Data supplied:

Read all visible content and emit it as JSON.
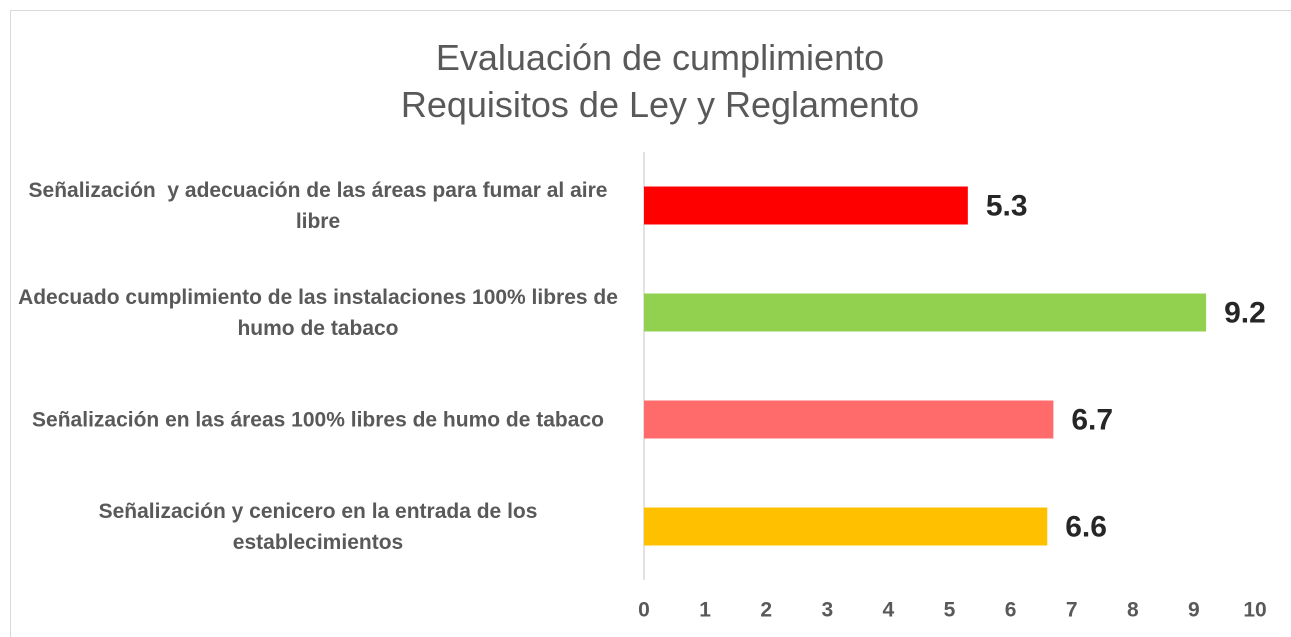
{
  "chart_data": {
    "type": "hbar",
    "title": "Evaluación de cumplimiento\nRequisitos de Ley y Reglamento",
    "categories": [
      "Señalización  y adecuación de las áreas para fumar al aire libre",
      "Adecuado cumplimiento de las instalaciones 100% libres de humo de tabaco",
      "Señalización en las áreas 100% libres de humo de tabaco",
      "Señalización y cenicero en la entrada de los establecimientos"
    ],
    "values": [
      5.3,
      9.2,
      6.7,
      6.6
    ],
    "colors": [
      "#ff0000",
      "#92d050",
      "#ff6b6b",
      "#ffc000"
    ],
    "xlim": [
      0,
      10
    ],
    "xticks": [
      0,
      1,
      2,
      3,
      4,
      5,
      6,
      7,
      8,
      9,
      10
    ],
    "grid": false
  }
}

What is asked:
Return all of the entries exactly as written, but drop any pictures they hold.

Exercise answer:
Read all visible content and emit it as JSON.
{
  "chart_data": {
    "type": "hbar",
    "title": "Evaluación de cumplimiento\nRequisitos de Ley y Reglamento",
    "categories": [
      "Señalización  y adecuación de las áreas para fumar al aire libre",
      "Adecuado cumplimiento de las instalaciones 100% libres de humo de tabaco",
      "Señalización en las áreas 100% libres de humo de tabaco",
      "Señalización y cenicero en la entrada de los establecimientos"
    ],
    "values": [
      5.3,
      9.2,
      6.7,
      6.6
    ],
    "colors": [
      "#ff0000",
      "#92d050",
      "#ff6b6b",
      "#ffc000"
    ],
    "xlim": [
      0,
      10
    ],
    "xticks": [
      0,
      1,
      2,
      3,
      4,
      5,
      6,
      7,
      8,
      9,
      10
    ],
    "grid": false
  }
}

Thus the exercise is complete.